- **PROMPT**: Reproduce the records below in full and without edits, omitting images.

-=-=-

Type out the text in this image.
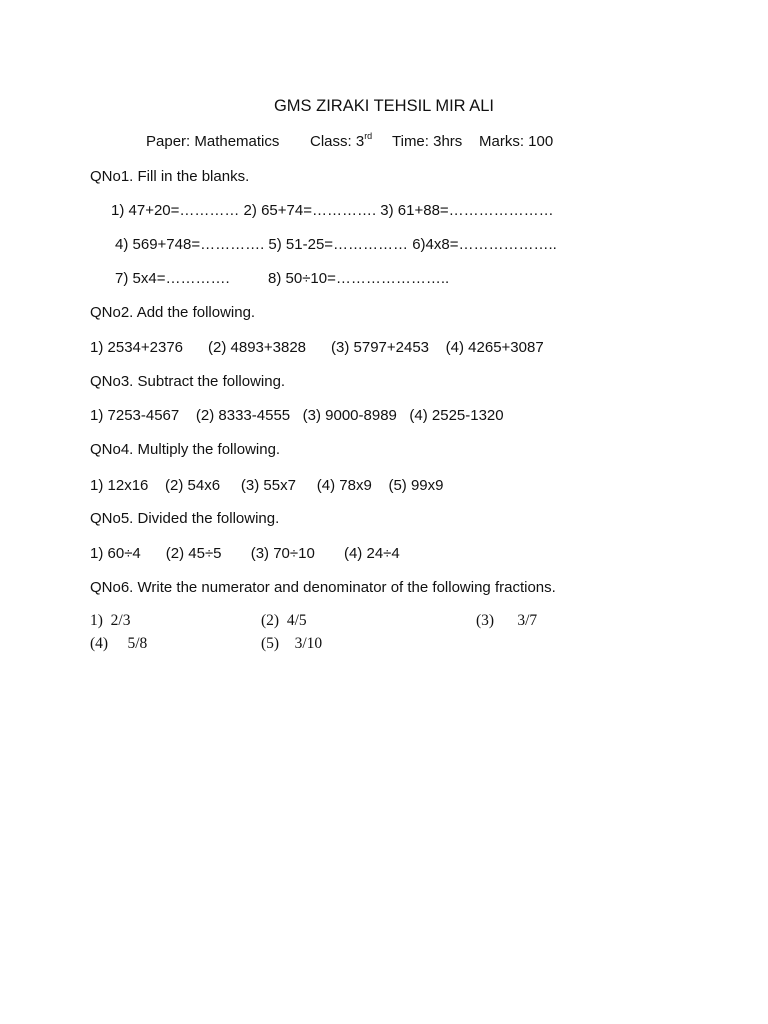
GMS ZIRAKI TEHSIL MIR ALI
Paper: Mathematics Class: 3rd Time: 3hrs Marks: 100
QNo1. Fill in the blanks.
1) 47+20=………… 2) 65+74=…………. 3) 61+88=…………………
4) 569+748=…………. 5) 51-25=…………… 6)4x8=………………..
7) 5x4=………….	8) 50÷10=…………………..
QNo2. Add the following.
1) 2534+2376      (2) 4893+3828      (3) 5797+2453    (4) 4265+3087
QNo3. Subtract the following.
1) 7253-4567    (2) 8333-4555   (3) 9000-8989   (4) 2525-1320
QNo4. Multiply the following.
1) 12x16    (2) 54x6     (3) 55x7     (4) 78x9    (5) 99x9
QNo5. Divided the following.
1) 60÷4      (2) 45÷5       (3) 70÷10       (4) 24÷4
QNo6. Write the numerator and denominator of the following fractions.
1)  2/3	(2)  4/5	(3)      3/7
(4)     5/8	(5)    3/10
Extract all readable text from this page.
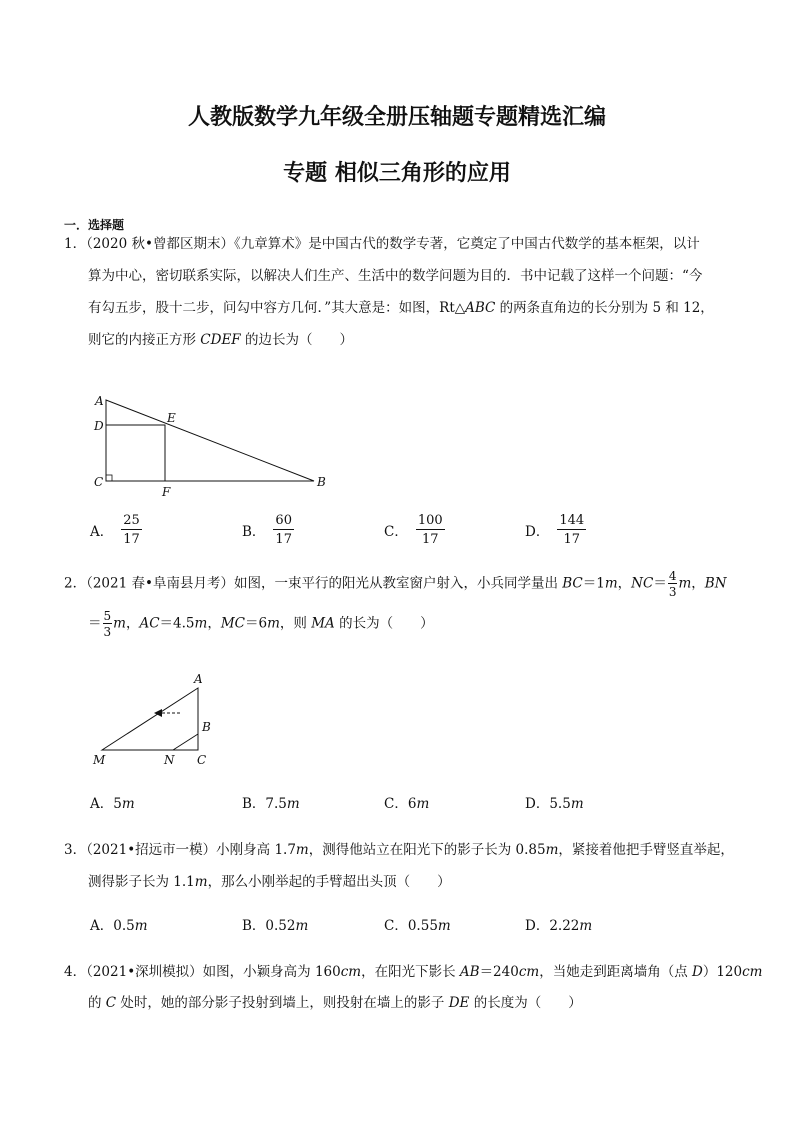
人教版数学九年级全册压轴题专题精选汇编
专题 相似三角形的应用
一．选择题
1．（2020 秋•曾都区期末）《九章算术》是中国古代的数学专著，它奠定了中国古代数学的基本框架，以计
算为中心，密切联系实际，以解决人们生产、生活中的数学问题为目的．书中记载了这样一个问题：“今
有勾五步，股十二步，问勾中容方几何．”其大意是：如图，Rt△ABC 的两条直角边的长分别为 5 和 12，
则它的内接正方形 CDEF 的边长为（　　）
A
D
E
C
F
B
A． $\frac{25}{17}$	B． $\frac{60}{17}$	C． $\frac{100}{17}$	D． $\frac{144}{17}$
2．（2021 春•阜南县月考）如图，一束平行的阳光从教室窗户射入，小兵同学量出 BC＝1m，$NC= \frac{4}{3}$ m，BN
＝ $\frac{5}{3}$ m，AC＝4.5m，MC＝6m，则 MA 的长为（　　）
A
B
M	N C
A．5m	B．7.5m	C．6m	D．5.5m
3．（2021•招远市一模）小刚身高 1.7m，测得他站立在阳光下的影子长为 0.85m，紧接着他把手臂竖直举起，
测得影子长为 1.1m，那么小刚举起的手臂超出头顶（　　）
A．0.5m	B．0.52m	C．0.55m	D．2.22m
4．（2021•深圳模拟）如图，小颖身高为 160cm，在阳光下影长 AB＝240cm，当她走到距离墙角（点 D）120cm
的 C 处时，她的部分影子投射到墙上，则投射在墙上的影子 DE 的长度为（　　）
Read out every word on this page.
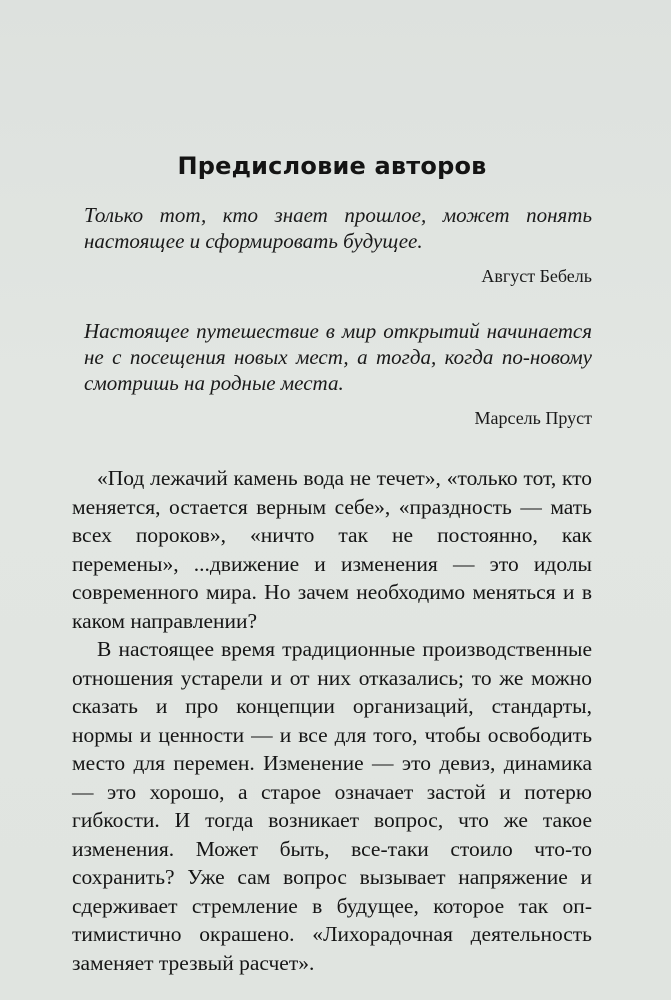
Предисловие авторов

Только тот, кто знает прошлое, может понять настоящее и сформировать будущее.

Август Бебель

Настоящее путешествие в мир открытий начинается не с посещения новых мест, а тогда, когда по-новому смотришь на родные места.

Марсель Пруст

«Под лежачий камень вода не течет», «только тот, кто меняется, остается верным себе», «праздность — мать всех пороков», «ничто так не постоянно, как перемены», ...движение и изменения — это идолы современного мира. Но зачем необходимо меняться и в каком направлении?

В настоящее время традиционные производственные отношения устарели и от них отказались; то же можно сказать и про концепции организаций, стандарты, нормы и ценности — и все для того, чтобы освободить место для перемен. Изменение — это девиз, динамика — это хорошо, а старое означает застой и потерю гибкости. И тогда возникает вопрос, что же такое изменения. Может быть, все-таки стоило что-то сохранить? Уже сам вопрос вызывает напряжение и сдерживает стремление в будущее, которое так оптимистично окрашено. «Лихорадочная деятельность заменяет трезвый расчет».
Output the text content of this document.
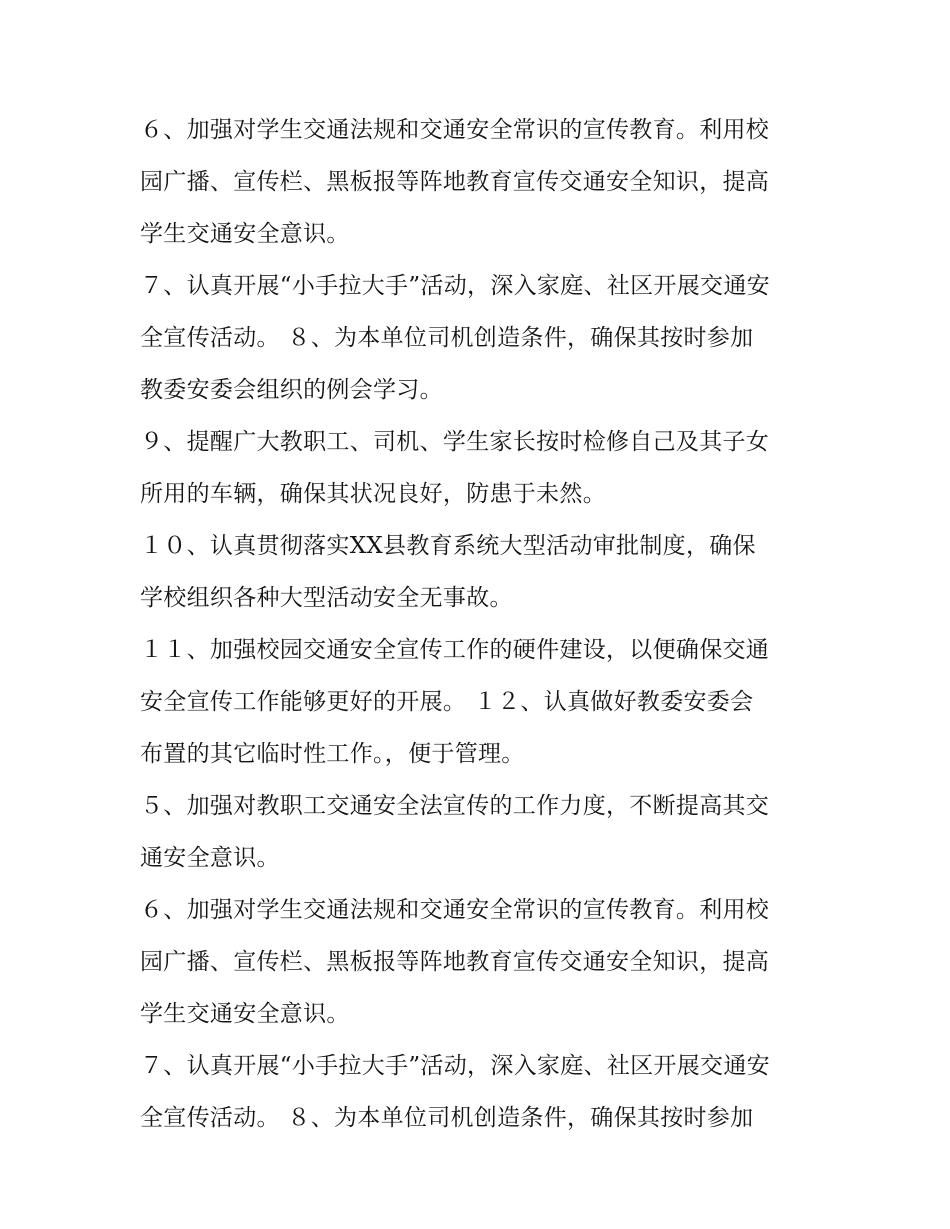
６、加强对学生交通法规和交通安全常识的宣传教育。利用校
园广播、宣传栏、黑板报等阵地教育宣传交通安全知识，提高
学生交通安全意识。
７、认真开展“小手拉大手”活动，深入家庭、社区开展交通安
全宣传活动。 ８、为本单位司机创造条件，确保其按时参加
教委安委会组织的例会学习。
９、提醒广大教职工、司机、学生家长按时检修自己及其子女
所用的车辆，确保其状况良好，防患于未然。
１０、认真贯彻落实XX县教育系统大型活动审批制度，确保
学校组织各种大型活动安全无事故。
１１、加强校园交通安全宣传工作的硬件建设，以便确保交通
安全宣传工作能够更好的开展。 １２、认真做好教委安委会
布置的其它临时性工作。，便于管理。
５、加强对教职工交通安全法宣传的工作力度，不断提高其交
通安全意识。
６、加强对学生交通法规和交通安全常识的宣传教育。利用校
园广播、宣传栏、黑板报等阵地教育宣传交通安全知识，提高
学生交通安全意识。
７、认真开展“小手拉大手”活动，深入家庭、社区开展交通安
全宣传活动。 ８、为本单位司机创造条件，确保其按时参加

-=-=-

- **SOLUTION TO THIS PROBLEM**:
Type out the text in this image.
GMS ZIRAKI TEHSIL MIR ALI
Paper: Mathematics Class: 3rd Time: 3hrs Marks: 100
QNo1. Fill in the blanks.
1) 47+20=………… 2) 65+74=…………. 3) 61+88=…………………
4) 569+748=…………. 5) 51-25=…………… 6)4x8=………………..
7) 5x4=………….	8) 50÷10=…………………..
QNo2. Add the following.
1) 2534+2376      (2) 4893+3828      (3) 5797+2453    (4) 4265+3087
QNo3. Subtract the following.
1) 7253-4567    (2) 8333-4555   (3) 9000-8989   (4) 2525-1320
QNo4. Multiply the following.
1) 12x16    (2) 54x6     (3) 55x7     (4) 78x9    (5) 99x9
QNo5. Divided the following.
1) 60÷4      (2) 45÷5       (3) 70÷10       (4) 24÷4
QNo6. Write the numerator and denominator of the following fractions.
1)  2/3	(2)  4/5	(3)      3/7
(4)     5/8	(5)    3/10
Extract all readable text from this page.
人教版数学九年级全册压轴题专题精选汇编
专题 相似三角形的应用
一．选择题
1．（2020 秋•曾都区期末）《九章算术》是中国古代的数学专著，它奠定了中国古代数学的基本框架，以计
算为中心，密切联系实际，以解决人们生产、生活中的数学问题为目的．书中记载了这样一个问题：“今
有勾五步，股十二步，问勾中容方几何．”其大意是：如图，Rt△ABC 的两条直角边的长分别为 5 和 12，
则它的内接正方形 CDEF 的边长为（　　）
A
D
E
C
F
B
A． $\frac{25}{17}$	B． $\frac{60}{17}$	C． $\frac{100}{17}$	D． $\frac{144}{17}$
2．（2021 春•阜南县月考）如图，一束平行的阳光从教室窗户射入，小兵同学量出 BC＝1m，$NC= \frac{4}{3}$ m，BN
＝ $\frac{5}{3}$ m，AC＝4.5m，MC＝6m，则 MA 的长为（　　）
A
B
M	N C
A．5m	B．7.5m	C．6m	D．5.5m
3．（2021•招远市一模）小刚身高 1.7m，测得他站立在阳光下的影子长为 0.85m，紧接着他把手臂竖直举起，
测得影子长为 1.1m，那么小刚举起的手臂超出头顶（　　）
A．0.5m	B．0.52m	C．0.55m	D．2.22m
4．（2021•深圳模拟）如图，小颖身高为 160cm，在阳光下影长 AB＝240cm，当她走到距离墙角（点 D）120cm
的 C 处时，她的部分影子投射到墙上，则投射在墙上的影子 DE 的长度为（　　）
Read out every word on this page.
Предисловие авторов

Только тот, кто знает прошлое, может понять настоящее и сформировать будущее.

Август Бебель

Настоящее путешествие в мир открытий начинается не с посещения новых мест, а тогда, когда по-новому смотришь на родные места.

Марсель Пруст

«Под лежачий камень вода не течет», «только тот, кто меняется, остается верным себе», «праздность — мать всех пороков», «ничто так не постоянно, как перемены», ...движение и изменения — это идолы современного мира. Но зачем необходимо меняться и в каком направлении?

В настоящее время традиционные производственные отношения устарели и от них отказались; то же можно сказать и про концепции организаций, стандарты, нормы и ценности — и все для того, чтобы освободить место для перемен. Изменение — это девиз, динамика — это хорошо, а старое означает застой и потерю гибкости. И тогда возникает вопрос, что же такое изменения. Может быть, все-таки стоило что-то сохранить? Уже сам вопрос вызывает напряжение и сдерживает стремление в будущее, которое так оптимистично окрашено. «Лихорадочная деятельность заменяет трезвый расчет».
Output the text content of this document.
６、加强对学生交通法规和交通安全常识的宣传教育。利用校
园广播、宣传栏、黑板报等阵地教育宣传交通安全知识，提高
学生交通安全意识。
７、认真开展“小手拉大手”活动，深入家庭、社区开展交通安
全宣传活动。 ８、为本单位司机创造条件，确保其按时参加
教委安委会组织的例会学习。
９、提醒广大教职工、司机、学生家长按时检修自己及其子女
所用的车辆，确保其状况良好，防患于未然。
１０、认真贯彻落实XX县教育系统大型活动审批制度，确保
学校组织各种大型活动安全无事故。
１１、加强校园交通安全宣传工作的硬件建设，以便确保交通
安全宣传工作能够更好的开展。 １２、认真做好教委安委会
布置的其它临时性工作。，便于管理。
５、加强对教职工交通安全法宣传的工作力度，不断提高其交
通安全意识。
６、加强对学生交通法规和交通安全常识的宣传教育。利用校
园广播、宣传栏、黑板报等阵地教育宣传交通安全知识，提高
学生交通安全意识。
７、认真开展“小手拉大手”活动，深入家庭、社区开展交通安
全宣传活动。 ８、为本单位司机创造条件，确保其按时参加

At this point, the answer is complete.